**Instructions for the task**
From the entries that follow, extract each line holding the string "page".

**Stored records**
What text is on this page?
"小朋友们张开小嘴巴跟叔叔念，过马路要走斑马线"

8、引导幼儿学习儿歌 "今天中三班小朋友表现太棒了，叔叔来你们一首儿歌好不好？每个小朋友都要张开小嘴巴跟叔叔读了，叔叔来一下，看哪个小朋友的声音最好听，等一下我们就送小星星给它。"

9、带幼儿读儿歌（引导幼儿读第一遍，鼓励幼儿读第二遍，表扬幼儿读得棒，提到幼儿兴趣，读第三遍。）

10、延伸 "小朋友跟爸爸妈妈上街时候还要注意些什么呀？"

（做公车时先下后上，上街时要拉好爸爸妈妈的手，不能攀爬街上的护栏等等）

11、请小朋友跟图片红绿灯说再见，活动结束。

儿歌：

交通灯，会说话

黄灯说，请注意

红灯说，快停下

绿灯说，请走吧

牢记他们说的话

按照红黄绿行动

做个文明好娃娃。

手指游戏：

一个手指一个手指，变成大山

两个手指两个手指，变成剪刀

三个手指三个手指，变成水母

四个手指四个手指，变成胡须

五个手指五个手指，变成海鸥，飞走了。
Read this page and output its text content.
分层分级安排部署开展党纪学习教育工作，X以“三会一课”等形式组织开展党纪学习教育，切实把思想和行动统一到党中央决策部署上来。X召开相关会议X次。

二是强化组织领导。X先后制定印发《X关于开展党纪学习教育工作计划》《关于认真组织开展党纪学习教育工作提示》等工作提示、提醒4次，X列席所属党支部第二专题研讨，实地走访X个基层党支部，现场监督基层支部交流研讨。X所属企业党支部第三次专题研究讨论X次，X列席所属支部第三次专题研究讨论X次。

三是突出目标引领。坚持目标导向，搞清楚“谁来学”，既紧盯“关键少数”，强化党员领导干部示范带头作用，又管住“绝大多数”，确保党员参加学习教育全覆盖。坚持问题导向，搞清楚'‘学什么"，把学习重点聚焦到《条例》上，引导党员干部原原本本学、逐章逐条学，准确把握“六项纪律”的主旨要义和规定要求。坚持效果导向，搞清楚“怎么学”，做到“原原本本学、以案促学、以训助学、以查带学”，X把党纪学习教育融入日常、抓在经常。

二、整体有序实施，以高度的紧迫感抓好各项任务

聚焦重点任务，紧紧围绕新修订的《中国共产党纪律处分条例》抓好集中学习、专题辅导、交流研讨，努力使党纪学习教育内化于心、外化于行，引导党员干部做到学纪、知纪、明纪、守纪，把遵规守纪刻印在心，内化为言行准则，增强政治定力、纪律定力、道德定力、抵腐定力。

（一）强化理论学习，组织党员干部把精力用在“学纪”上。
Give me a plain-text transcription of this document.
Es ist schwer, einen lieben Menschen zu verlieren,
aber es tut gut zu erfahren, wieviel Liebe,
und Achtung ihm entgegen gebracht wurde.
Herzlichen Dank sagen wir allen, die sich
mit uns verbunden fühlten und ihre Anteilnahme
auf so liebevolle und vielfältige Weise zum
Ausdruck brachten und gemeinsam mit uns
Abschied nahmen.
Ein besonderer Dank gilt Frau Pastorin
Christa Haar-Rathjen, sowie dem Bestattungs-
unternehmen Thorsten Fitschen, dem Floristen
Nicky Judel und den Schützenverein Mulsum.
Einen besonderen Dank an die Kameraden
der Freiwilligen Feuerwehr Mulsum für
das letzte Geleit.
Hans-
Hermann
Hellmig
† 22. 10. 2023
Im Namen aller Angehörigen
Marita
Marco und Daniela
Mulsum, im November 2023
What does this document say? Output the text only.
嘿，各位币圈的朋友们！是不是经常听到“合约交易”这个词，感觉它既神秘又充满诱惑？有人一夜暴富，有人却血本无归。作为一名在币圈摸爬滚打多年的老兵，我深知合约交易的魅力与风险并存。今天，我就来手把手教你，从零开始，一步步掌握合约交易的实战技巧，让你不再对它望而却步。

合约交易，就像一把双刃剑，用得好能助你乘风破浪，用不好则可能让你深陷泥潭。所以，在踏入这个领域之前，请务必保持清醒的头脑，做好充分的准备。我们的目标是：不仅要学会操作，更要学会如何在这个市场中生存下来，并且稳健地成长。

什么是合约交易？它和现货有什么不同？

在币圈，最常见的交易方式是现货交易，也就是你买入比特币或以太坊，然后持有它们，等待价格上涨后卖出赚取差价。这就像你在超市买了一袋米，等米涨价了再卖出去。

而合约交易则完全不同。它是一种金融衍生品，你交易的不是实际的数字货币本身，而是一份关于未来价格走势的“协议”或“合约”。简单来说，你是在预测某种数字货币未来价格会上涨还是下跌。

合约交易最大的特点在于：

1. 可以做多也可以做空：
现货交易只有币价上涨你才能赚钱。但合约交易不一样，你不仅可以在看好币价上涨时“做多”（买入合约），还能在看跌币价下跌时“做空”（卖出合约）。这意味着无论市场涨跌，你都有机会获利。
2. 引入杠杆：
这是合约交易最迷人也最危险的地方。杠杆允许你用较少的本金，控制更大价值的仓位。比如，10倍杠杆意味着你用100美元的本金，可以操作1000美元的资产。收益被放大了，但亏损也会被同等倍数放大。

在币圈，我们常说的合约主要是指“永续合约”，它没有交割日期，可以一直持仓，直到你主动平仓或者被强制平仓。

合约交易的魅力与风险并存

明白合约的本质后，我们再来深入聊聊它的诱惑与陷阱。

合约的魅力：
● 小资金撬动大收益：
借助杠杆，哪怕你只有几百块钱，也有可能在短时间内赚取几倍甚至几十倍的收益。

**Reply**
What text is on this page?
Read this page and output its text content.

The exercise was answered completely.